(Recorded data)
##########

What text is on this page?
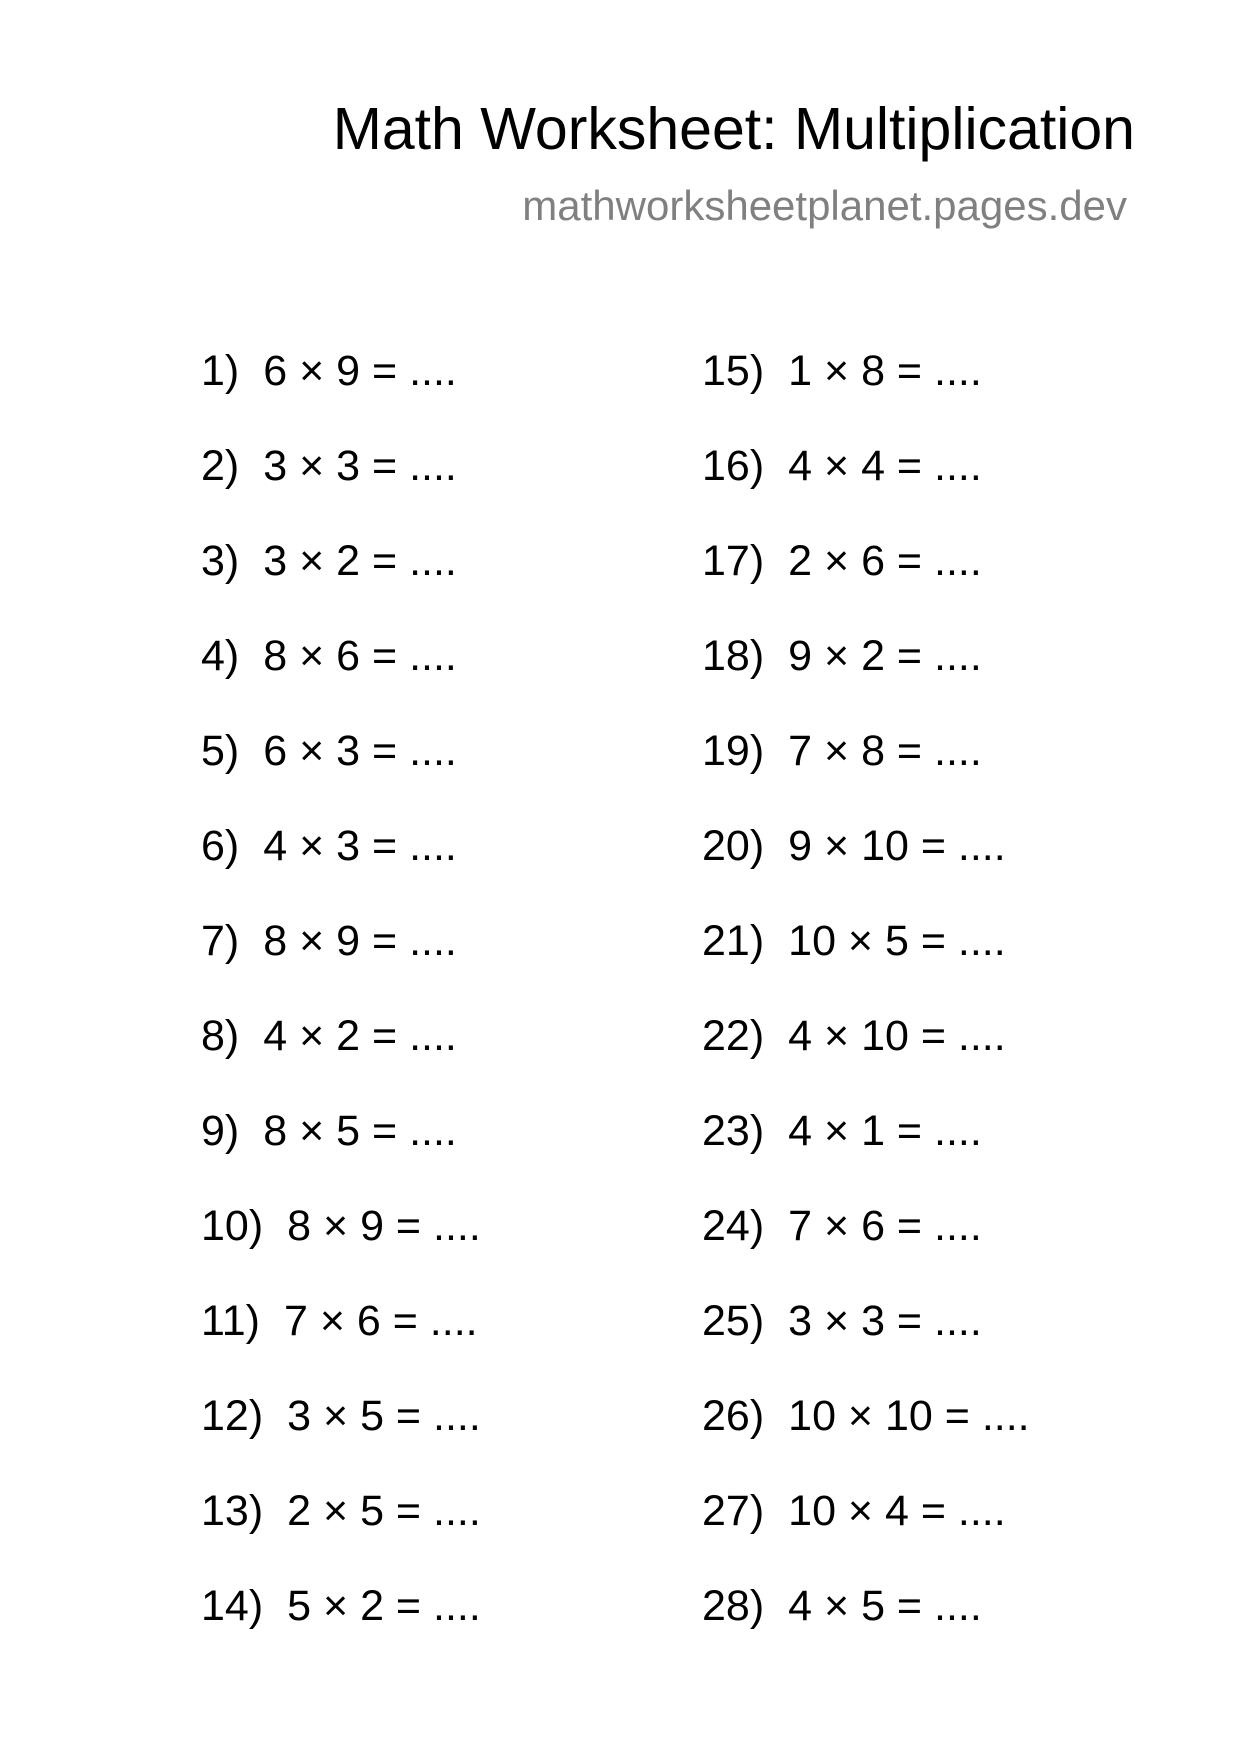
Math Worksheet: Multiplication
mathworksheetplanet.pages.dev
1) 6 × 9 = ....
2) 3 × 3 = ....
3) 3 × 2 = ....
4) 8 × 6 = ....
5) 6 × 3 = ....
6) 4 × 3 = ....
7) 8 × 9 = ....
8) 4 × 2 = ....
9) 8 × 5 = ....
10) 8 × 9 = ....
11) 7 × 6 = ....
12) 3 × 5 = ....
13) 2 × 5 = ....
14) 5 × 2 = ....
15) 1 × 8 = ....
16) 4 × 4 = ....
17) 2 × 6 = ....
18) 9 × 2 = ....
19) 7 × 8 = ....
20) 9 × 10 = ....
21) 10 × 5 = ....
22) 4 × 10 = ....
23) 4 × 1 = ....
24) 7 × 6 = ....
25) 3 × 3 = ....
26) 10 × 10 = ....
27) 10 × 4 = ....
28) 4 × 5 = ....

##########

[AIM] Please write out all the data again word for word, but not the pictures.

[FULL ANSWER]
What text is on this page?
Math Worksheet: Multiplication
mathworksheetplanet.pages.dev
1) 6 × 9 = ....
2) 3 × 3 = ....
3) 3 × 2 = ....
4) 8 × 6 = ....
5) 6 × 3 = ....
6) 4 × 3 = ....
7) 8 × 9 = ....
8) 4 × 2 = ....
9) 8 × 5 = ....
10) 8 × 9 = ....
11) 7 × 6 = ....
12) 3 × 5 = ....
13) 2 × 5 = ....
14) 5 × 2 = ....
15) 1 × 8 = ....
16) 4 × 4 = ....
17) 2 × 6 = ....
18) 9 × 2 = ....
19) 7 × 8 = ....
20) 9 × 10 = ....
21) 10 × 5 = ....
22) 4 × 10 = ....
23) 4 × 1 = ....
24) 7 × 6 = ....
25) 3 × 3 = ....
26) 10 × 10 = ....
27) 10 × 4 = ....
28) 4 × 5 = ....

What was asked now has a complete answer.